**ESTRATTO SELEZIONATO:**

Il consigliere regionale veneto del Pd Andrea Zanoni ha ottenuto dalla Regione i risultati di 210 campionamenti alimenti, dove i Pfas, che dovrebbero essere assenti, risultano presenti in quasi tutta la catena alimentare, segno che probabilmente l’acqua inquinata le ha veicolate ovunque. Le analisi, focalizzate in particolare  su Pfoa (acido perfluoroottanoico),  Pfos (perfluorottano sulfonato) e Pfba (Acido PerfluoroButanoico), sono state effettuate su: foraggi, pesci di diverse specie (carpa, trota, cavedano, pesce gatto, scardola, carpa carassio), volatili (pollo, tacchino, fagiano, faraona, anatra), mammiferi (bovini, ovini e vaprini); verdure (insalata, bieta, carote, patate, pan di zucchero, asparagi, ravanelli, radicchio) e uova di gallina.

Nella risposta delle autorità sanitarie indirizzata a Zanoni si legge: “Da una prima valutazione i valori riscontrati per Pfos e Pfoa si presentano più elevati rispetto ad alcuni dati presenti in bibliografia, peraltro ascrivibili a scenari diversi e non associati a specifiche criticità ambientali”. Dalle tabelle allegate emerge che le analisi con valori superiori al livello di attenzione (relative a una contaminazione da sostanze perfluoroalchiliche con concentrazioni superiori a 1 microgrammo per chilo), si riferiscono in particolare ai Pfos presenti su 33 campioni, mentre gli sforamenti per i Pfoa riguardano 4 campioni e  3 per Pfba.

I campioni positivi al Pfba, per un valore variabile da 1 a 57,4 microgrammi/kg (ug/kg), riguardano: 11 campioni di uova, 10 campioni di pesce, 9 campioni di bovini , 2 campioni di insalata, 1 campione di bieta, foraggio, pollo, fagiano, capra.

Sorprendono in particolare i 57,4 ug/kg di residui trovati in una scarola (pesce) prelevata  e i 18,4 ug/kg di una carpa prelevata a Creazzo, i 33,9 ug/kg di un pesce prelevato nel fiume Fratta a Cologna Veneta e i 21,2 ug/kg su un uovo di un allevamento domestico munito di pozzo di Cologna Veneta.

**ISTRUZIONI DEL COMPITO:**
Ripeti parola per parola il passo del testo sui Pfas negli alimenti che va da "Nella risposta delle" fino a "pollo, fagiano, capra.", incluso quest'ultimo.

**DATI FORNITI:**
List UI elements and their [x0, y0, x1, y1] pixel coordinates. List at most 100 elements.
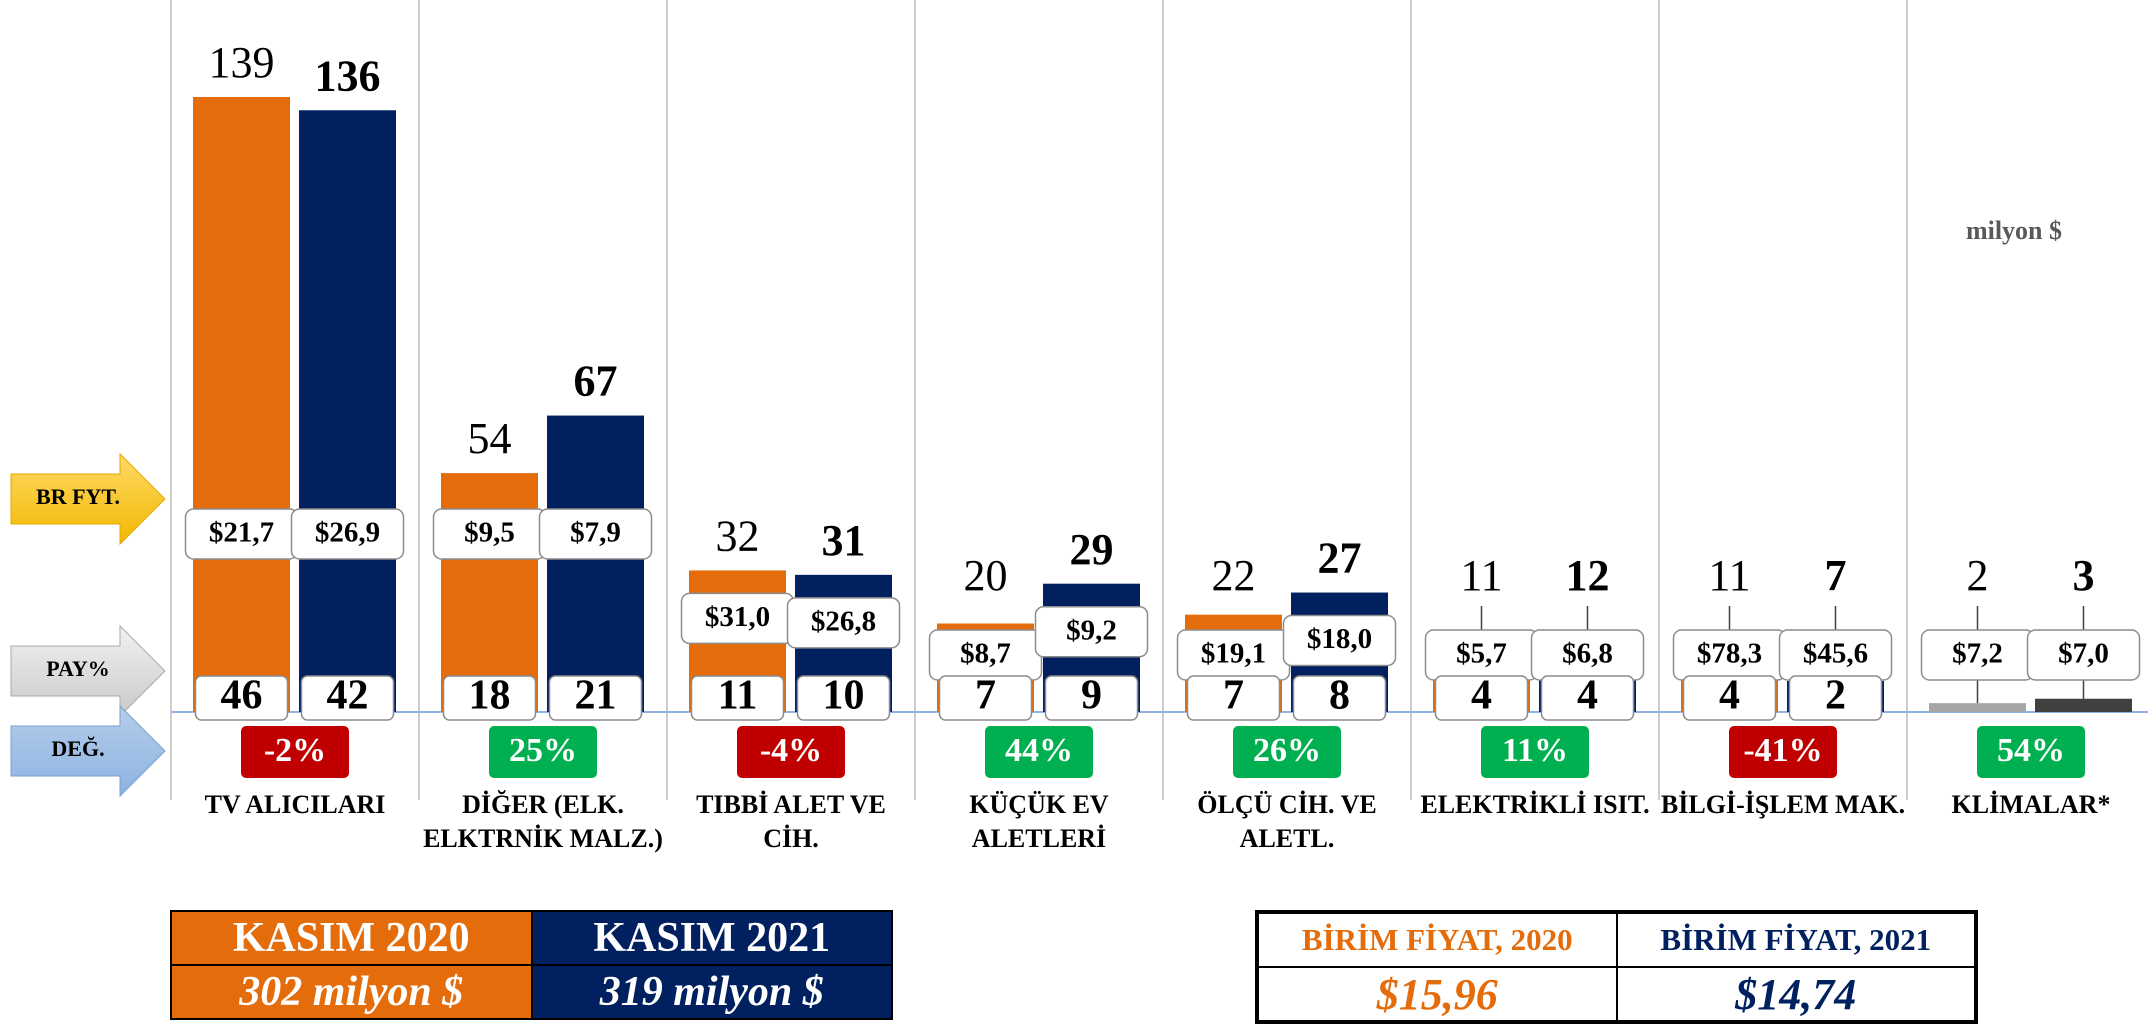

**RISPOSTA SCRITTA:**
Nella risposta delle autorità sanitarie indirizzata a Zanoni si legge: “Da una prima valutazione i valori riscontrati per Pfos e Pfoa si presentano più elevati rispetto ad alcuni dati presenti in bibliografia, peraltro ascrivibili a scenari diversi e non associati a specifiche criticità ambientali”. Dalle tabelle allegate emerge che le analisi con valori superiori al livello di attenzione (relative a una contaminazione da sostanze perfluoroalchiliche con concentrazioni superiori a 1 microgrammo per chilo), si riferiscono in particolare ai Pfos presenti su 33 campioni, mentre gli sforamenti per i Pfoa riguardano 4 campioni e  3 per Pfba.

I campioni positivi al Pfba, per un valore variabile da 1 a 57,4 microgrammi/kg (ug/kg), riguardano: 11 campioni di uova, 10 campioni di pesce, 9 campioni di bovini , 2 campioni di insalata, 1 campione di bieta, foraggio, pollo, fagiano, capra.